**DIRECTIVE**
Return the material word for word. Do not include the pictures.

**INPUT FOR THIS TASK**
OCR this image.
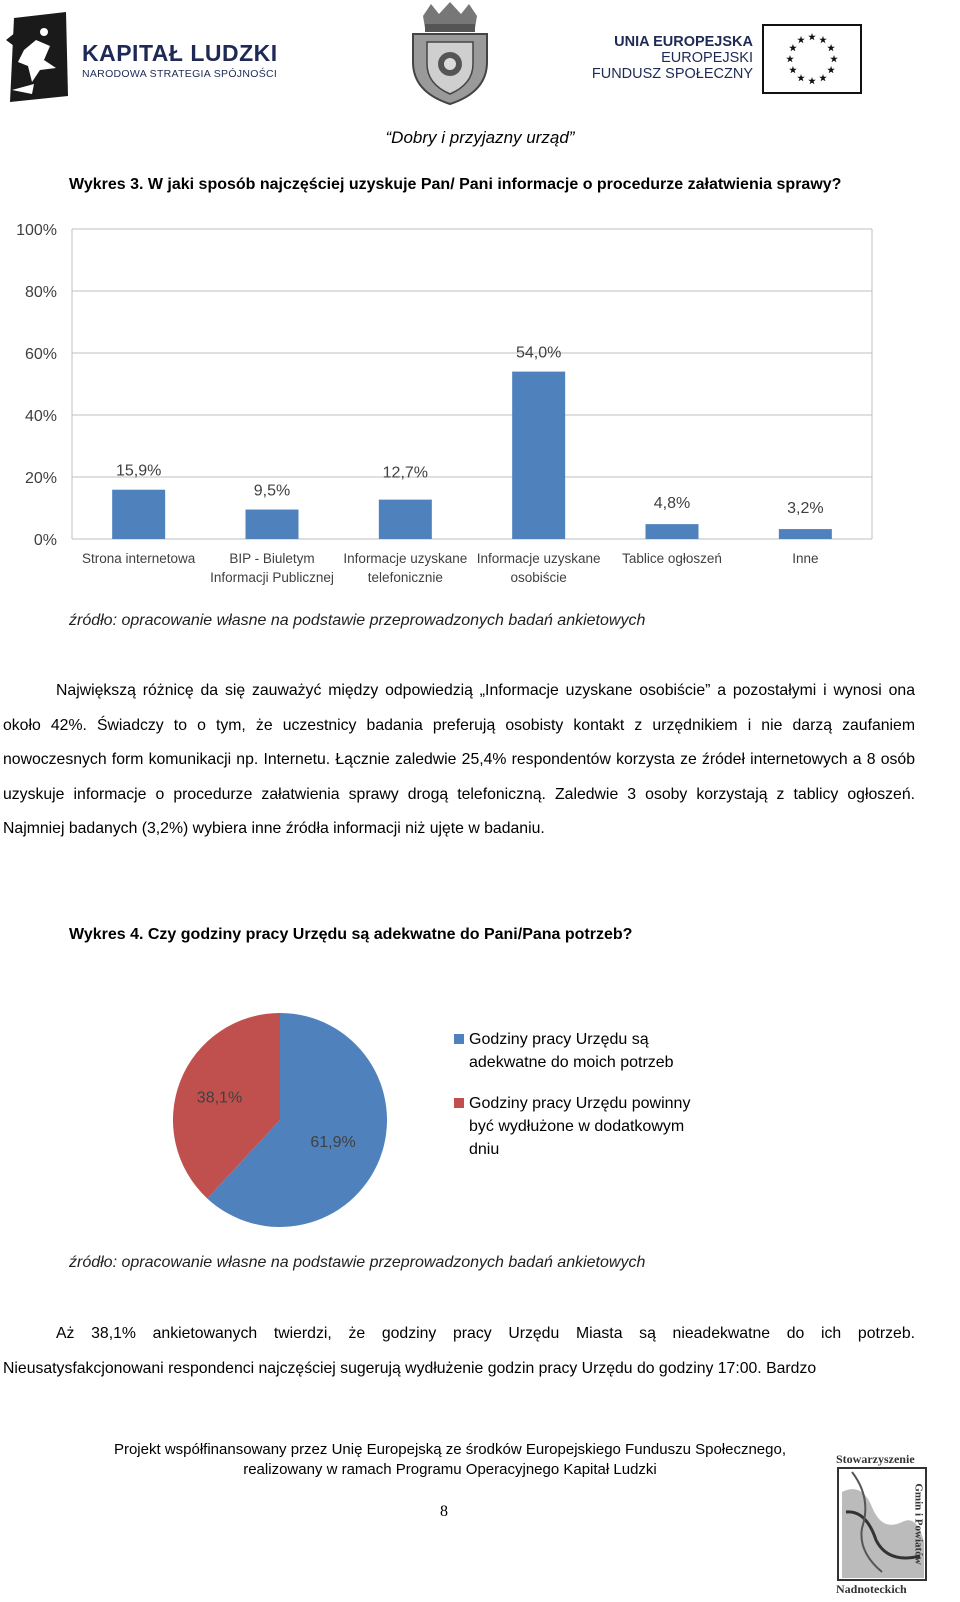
KAPITAŁ LUDZKI
NARODOWA STRATEGIA SPÓJNOŚCI
UNIA EUROPEJSKA
EUROPEJSKI
FUNDUSZ SPOŁECZNY
“Dobry i przyjazny urząd”
Wykres 3. W jaki sposób najczęściej uzyskuje Pan/ Pani informacje o procedurze załatwienia sprawy?
0%
20%
40%
60%
80%
100%
15,9%
Strona internetowa
9,5%
BIP - Biuletym
Informacji Publicznej
12,7%
Informacje uzyskane
telefonicznie
54,0%
Informacje uzyskane
osobiście
4,8%
Tablice ogłoszeń
3,2%
Inne
źródło: opracowanie własne na podstawie przeprowadzonych badań ankietowych

Największą różnicę da się zauważyć między odpowiedzią „Informacje uzyskane osobiście” a pozostałymi i wynosi ona około 42%. Świadczy to o tym, że uczestnicy badania preferują osobisty kontakt z urzędnikiem i nie darzą zaufaniem nowoczesnych form komunikacji np. Internetu. Łącznie zaledwie 25,4% respondentów korzysta ze źródeł internetowych a 8 osób uzyskuje informacje o procedurze załatwienia sprawy drogą telefoniczną. Zaledwie 3 osoby korzystają z tablicy ogłoszeń. Najmniej badanych (3,2%) wybiera inne źródła informacji niż ujęte w badaniu.

Wykres 4. Czy godziny pracy Urzędu są adekwatne do Pani/Pana potrzeb?
61,9%
38,1%
Godziny pracy Urzędu są
adekwatne do moich potrzeb
Godziny pracy Urzędu powinny
być wydłużone w dodatkowym
dniu
źródło: opracowanie własne na podstawie przeprowadzonych badań ankietowych

Aż 38,1% ankietowanych twierdzi, że godziny pracy Urzędu Miasta są nieadekwatne do ich potrzeb. Nieusatysfakcjonowani respondenci najczęściej sugerują wydłużenie godzin pracy Urzędu do godziny 17:00. Bardzo

Projekt współfinansowany przez Unię Europejską ze środków Europejskiego Funduszu Społecznego,
realizowany w ramach Programu Operacyjnego Kapitał Ludzki
8
Stowarzyszenie
Gmin i Powiatów
Nadnoteckich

**RESULT BELOW**
OCR this image.
KAPITAŁ LUDZKI
NARODOWA STRATEGIA SPÓJNOŚCI
UNIA EUROPEJSKA
EUROPEJSKI
FUNDUSZ SPOŁECZNY
“Dobry i przyjazny urząd”
Wykres 3. W jaki sposób najczęściej uzyskuje Pan/ Pani informacje o procedurze załatwienia sprawy?
0%
20%
40%
60%
80%
100%
15,9%
Strona internetowa
9,5%
BIP - Biuletym
Informacji Publicznej
12,7%
Informacje uzyskane
telefonicznie
54,0%
Informacje uzyskane
osobiście
4,8%
Tablice ogłoszeń
3,2%
Inne
źródło: opracowanie własne na podstawie przeprowadzonych badań ankietowych

Największą różnicę da się zauważyć między odpowiedzią „Informacje uzyskane osobiście” a pozostałymi i wynosi ona około 42%. Świadczy to o tym, że uczestnicy badania preferują osobisty kontakt z urzędnikiem i nie darzą zaufaniem nowoczesnych form komunikacji np. Internetu. Łącznie zaledwie 25,4% respondentów korzysta ze źródeł internetowych a 8 osób uzyskuje informacje o procedurze załatwienia sprawy drogą telefoniczną. Zaledwie 3 osoby korzystają z tablicy ogłoszeń. Najmniej badanych (3,2%) wybiera inne źródła informacji niż ujęte w badaniu.

Wykres 4. Czy godziny pracy Urzędu są adekwatne do Pani/Pana potrzeb?
61,9%
38,1%
Godziny pracy Urzędu są
adekwatne do moich potrzeb
Godziny pracy Urzędu powinny
być wydłużone w dodatkowym
dniu
źródło: opracowanie własne na podstawie przeprowadzonych badań ankietowych

Aż 38,1% ankietowanych twierdzi, że godziny pracy Urzędu Miasta są nieadekwatne do ich potrzeb. Nieusatysfakcjonowani respondenci najczęściej sugerują wydłużenie godzin pracy Urzędu do godziny 17:00. Bardzo

Projekt współfinansowany przez Unię Europejską ze środków Europejskiego Funduszu Społecznego,
realizowany w ramach Programu Operacyjnego Kapitał Ludzki
8
Stowarzyszenie
Gmin i Powiatów
Nadnoteckich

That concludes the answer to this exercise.